Examine the material below. Gather every line in which the string "JSON" appears.

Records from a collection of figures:
= = = = = = =

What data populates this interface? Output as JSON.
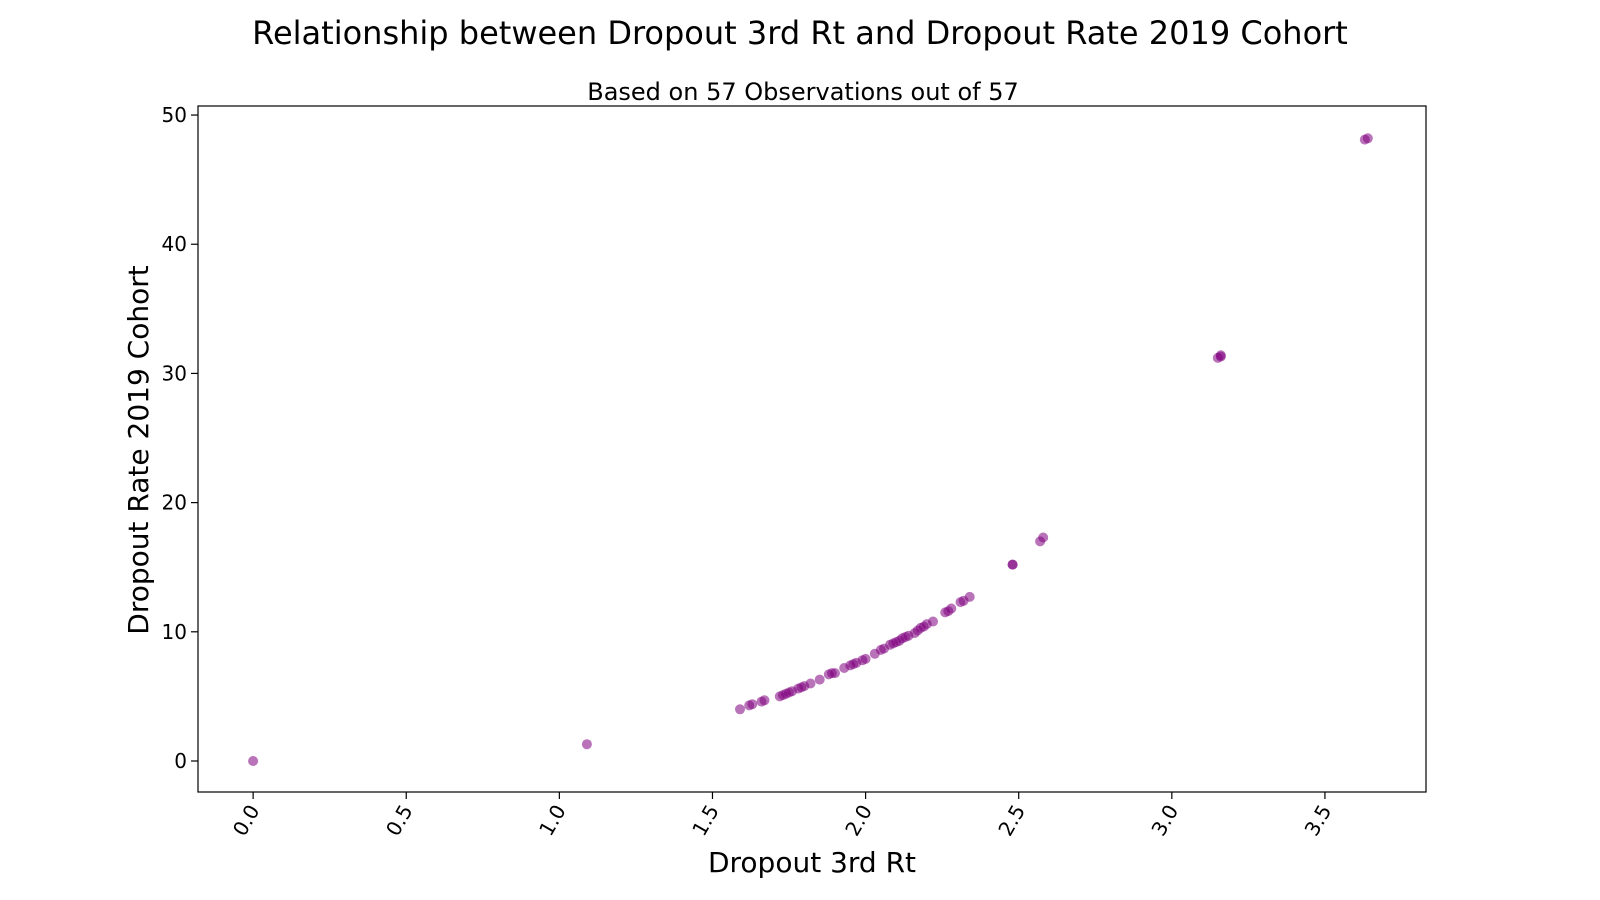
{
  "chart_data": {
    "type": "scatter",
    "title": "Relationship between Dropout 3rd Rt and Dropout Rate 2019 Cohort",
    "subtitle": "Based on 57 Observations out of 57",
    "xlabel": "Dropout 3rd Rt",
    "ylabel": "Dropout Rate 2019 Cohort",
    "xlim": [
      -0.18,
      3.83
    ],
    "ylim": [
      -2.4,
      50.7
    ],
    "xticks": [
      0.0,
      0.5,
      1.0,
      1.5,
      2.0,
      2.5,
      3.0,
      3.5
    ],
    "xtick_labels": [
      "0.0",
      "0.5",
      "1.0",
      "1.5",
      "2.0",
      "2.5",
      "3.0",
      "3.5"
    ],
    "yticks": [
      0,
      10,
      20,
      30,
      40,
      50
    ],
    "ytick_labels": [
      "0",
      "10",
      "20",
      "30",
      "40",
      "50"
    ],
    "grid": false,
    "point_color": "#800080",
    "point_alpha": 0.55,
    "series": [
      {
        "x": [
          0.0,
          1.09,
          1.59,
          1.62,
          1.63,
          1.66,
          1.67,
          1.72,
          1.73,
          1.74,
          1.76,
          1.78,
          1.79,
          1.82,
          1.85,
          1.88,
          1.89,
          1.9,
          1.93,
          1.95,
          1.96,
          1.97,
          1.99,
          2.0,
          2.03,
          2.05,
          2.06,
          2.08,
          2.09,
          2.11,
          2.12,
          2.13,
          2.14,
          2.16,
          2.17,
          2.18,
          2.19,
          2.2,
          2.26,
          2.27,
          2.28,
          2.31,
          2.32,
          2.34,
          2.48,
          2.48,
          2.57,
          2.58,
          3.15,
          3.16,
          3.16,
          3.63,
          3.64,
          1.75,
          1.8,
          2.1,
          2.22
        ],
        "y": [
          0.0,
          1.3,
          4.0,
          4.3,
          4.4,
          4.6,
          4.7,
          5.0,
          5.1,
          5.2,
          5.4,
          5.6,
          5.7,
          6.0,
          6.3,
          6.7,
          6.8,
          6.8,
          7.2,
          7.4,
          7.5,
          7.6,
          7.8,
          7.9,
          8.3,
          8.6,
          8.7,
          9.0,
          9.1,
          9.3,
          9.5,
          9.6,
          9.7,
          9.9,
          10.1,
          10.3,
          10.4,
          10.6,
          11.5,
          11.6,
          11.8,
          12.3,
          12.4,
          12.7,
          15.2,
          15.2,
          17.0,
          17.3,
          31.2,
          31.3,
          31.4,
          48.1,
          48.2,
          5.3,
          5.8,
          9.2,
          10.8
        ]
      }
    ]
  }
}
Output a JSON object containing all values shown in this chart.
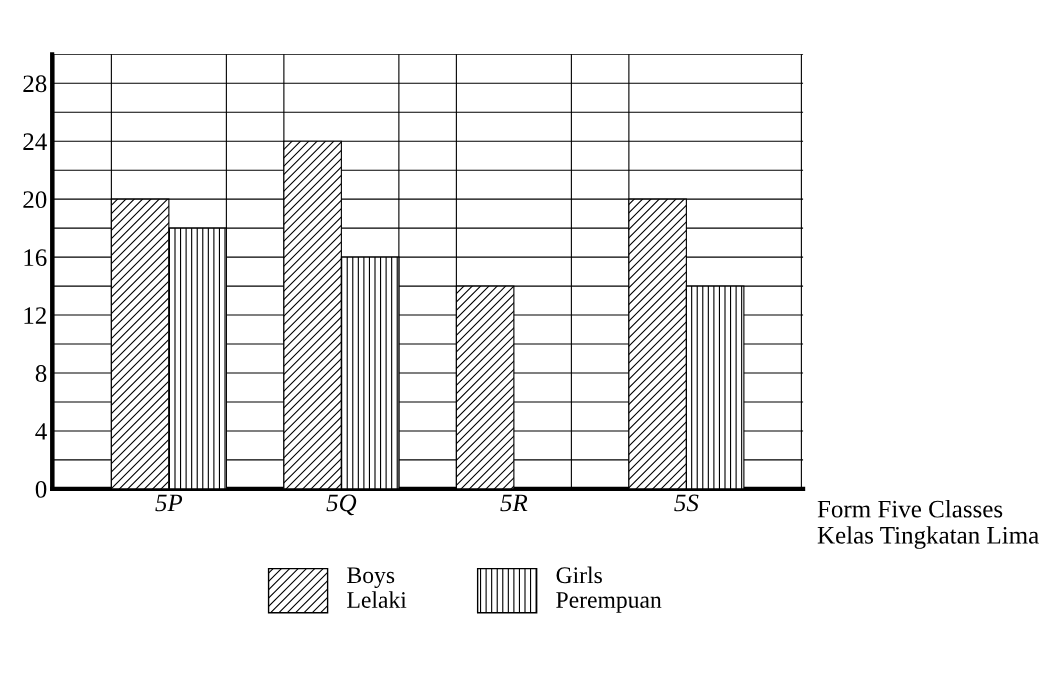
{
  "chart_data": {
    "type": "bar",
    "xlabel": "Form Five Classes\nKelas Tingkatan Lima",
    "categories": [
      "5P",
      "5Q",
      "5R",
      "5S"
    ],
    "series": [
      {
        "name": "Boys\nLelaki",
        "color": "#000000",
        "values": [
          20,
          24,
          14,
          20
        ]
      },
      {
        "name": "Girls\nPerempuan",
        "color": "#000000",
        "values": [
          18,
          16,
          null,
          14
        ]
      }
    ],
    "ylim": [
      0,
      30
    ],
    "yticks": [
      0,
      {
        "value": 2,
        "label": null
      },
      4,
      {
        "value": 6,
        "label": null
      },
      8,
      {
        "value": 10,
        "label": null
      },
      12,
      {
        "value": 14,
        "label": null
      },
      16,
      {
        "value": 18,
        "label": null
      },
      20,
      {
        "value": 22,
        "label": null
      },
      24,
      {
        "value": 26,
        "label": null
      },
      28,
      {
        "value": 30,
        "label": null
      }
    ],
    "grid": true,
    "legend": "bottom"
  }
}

= = = = = = =

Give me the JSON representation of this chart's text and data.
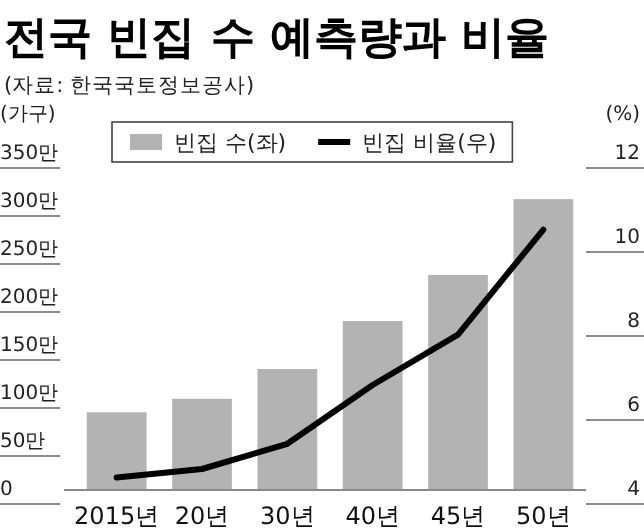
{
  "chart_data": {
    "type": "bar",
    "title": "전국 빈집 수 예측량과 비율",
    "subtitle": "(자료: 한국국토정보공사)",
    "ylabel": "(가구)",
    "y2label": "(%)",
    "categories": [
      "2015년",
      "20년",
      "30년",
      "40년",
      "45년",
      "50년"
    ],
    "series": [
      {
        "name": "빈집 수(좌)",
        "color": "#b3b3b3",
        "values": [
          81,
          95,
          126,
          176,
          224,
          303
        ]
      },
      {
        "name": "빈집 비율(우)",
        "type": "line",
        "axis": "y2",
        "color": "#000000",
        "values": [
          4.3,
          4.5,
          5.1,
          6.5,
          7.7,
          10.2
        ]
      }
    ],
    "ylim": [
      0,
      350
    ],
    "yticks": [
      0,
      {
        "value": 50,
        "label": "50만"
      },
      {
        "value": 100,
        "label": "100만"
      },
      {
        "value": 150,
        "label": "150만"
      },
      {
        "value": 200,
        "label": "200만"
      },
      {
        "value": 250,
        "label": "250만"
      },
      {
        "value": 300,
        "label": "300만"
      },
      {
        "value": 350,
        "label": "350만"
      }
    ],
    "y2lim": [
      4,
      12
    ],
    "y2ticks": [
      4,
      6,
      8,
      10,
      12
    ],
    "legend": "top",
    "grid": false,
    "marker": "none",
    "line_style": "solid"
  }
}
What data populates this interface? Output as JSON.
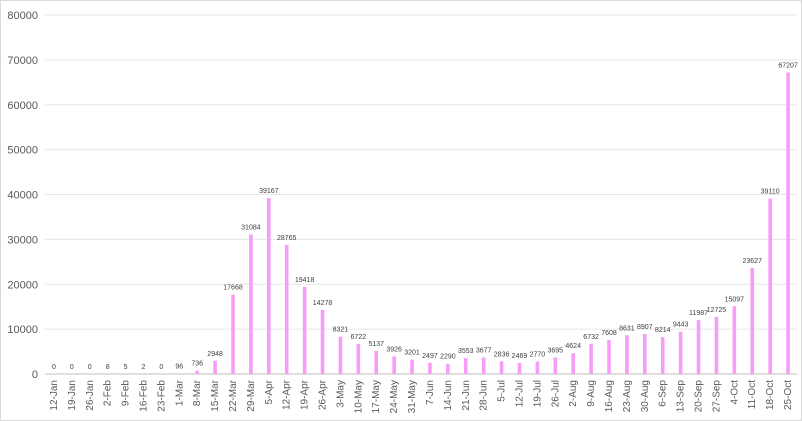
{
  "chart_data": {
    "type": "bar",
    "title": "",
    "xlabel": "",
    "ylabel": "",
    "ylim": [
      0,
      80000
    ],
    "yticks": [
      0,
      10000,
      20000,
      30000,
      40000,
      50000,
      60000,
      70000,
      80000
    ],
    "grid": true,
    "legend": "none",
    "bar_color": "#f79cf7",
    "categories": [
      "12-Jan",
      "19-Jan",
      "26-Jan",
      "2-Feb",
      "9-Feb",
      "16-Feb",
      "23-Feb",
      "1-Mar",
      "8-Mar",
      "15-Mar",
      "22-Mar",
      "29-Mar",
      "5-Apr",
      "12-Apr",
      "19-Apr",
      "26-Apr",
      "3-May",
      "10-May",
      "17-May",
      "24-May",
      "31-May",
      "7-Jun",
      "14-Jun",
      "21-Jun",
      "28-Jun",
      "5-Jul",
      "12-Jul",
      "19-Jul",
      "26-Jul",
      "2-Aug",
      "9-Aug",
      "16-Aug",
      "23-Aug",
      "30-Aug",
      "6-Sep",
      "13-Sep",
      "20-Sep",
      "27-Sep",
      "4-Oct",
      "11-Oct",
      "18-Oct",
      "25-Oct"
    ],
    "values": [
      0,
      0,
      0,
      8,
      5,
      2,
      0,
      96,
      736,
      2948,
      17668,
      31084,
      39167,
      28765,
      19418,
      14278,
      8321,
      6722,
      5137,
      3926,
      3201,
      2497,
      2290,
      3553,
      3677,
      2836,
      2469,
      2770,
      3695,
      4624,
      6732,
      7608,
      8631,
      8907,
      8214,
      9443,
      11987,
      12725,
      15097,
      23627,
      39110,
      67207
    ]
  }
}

= = = = = = =

Written reply.
What data populates this interface? Output as JSON.
Output a JSON object containing all values shown in this chart.
Give me the JSON representation of this chart's text and data.
What data populates this interface? Output as JSON.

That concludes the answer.